◆ WHAT YOU HAVE TO DO: Write out the full set of records exactly. Any pictures in them do not belong in the copy.

··· INFORMATION GIVEN

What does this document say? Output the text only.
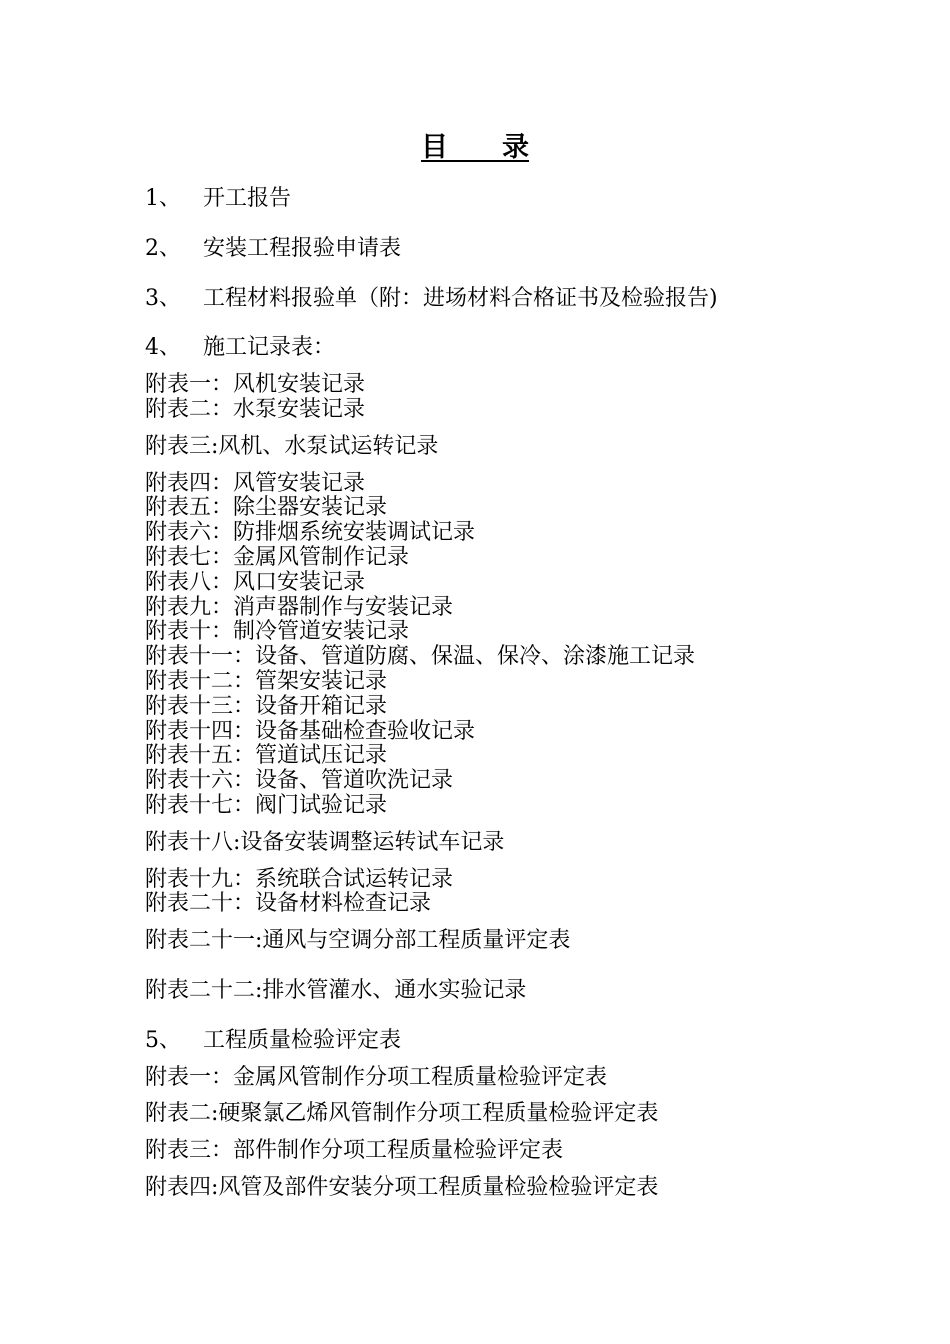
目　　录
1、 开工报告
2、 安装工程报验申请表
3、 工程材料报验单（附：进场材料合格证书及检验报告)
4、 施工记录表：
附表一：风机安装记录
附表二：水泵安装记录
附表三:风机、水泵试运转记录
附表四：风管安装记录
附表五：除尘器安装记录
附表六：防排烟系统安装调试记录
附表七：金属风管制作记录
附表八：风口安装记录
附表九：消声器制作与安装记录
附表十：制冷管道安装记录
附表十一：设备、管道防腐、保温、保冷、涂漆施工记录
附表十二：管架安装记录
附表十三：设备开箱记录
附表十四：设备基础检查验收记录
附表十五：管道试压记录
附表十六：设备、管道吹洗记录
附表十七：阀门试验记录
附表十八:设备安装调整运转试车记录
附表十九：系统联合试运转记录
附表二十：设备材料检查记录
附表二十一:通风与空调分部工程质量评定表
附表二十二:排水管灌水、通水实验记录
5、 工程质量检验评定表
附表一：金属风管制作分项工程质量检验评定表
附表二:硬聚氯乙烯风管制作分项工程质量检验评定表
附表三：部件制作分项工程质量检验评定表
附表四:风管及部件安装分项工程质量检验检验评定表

······

◆ RESPONSE TO THIS EXERCISE:
What does this document say? Output the text only.
目　　录
1、 开工报告
2、 安装工程报验申请表
3、 工程材料报验单（附：进场材料合格证书及检验报告)
4、 施工记录表：
附表一：风机安装记录
附表二：水泵安装记录
附表三:风机、水泵试运转记录
附表四：风管安装记录
附表五：除尘器安装记录
附表六：防排烟系统安装调试记录
附表七：金属风管制作记录
附表八：风口安装记录
附表九：消声器制作与安装记录
附表十：制冷管道安装记录
附表十一：设备、管道防腐、保温、保冷、涂漆施工记录
附表十二：管架安装记录
附表十三：设备开箱记录
附表十四：设备基础检查验收记录
附表十五：管道试压记录
附表十六：设备、管道吹洗记录
附表十七：阀门试验记录
附表十八:设备安装调整运转试车记录
附表十九：系统联合试运转记录
附表二十：设备材料检查记录
附表二十一:通风与空调分部工程质量评定表
附表二十二:排水管灌水、通水实验记录
5、 工程质量检验评定表
附表一：金属风管制作分项工程质量检验评定表
附表二:硬聚氯乙烯风管制作分项工程质量检验评定表
附表三：部件制作分项工程质量检验评定表
附表四:风管及部件安装分项工程质量检验检验评定表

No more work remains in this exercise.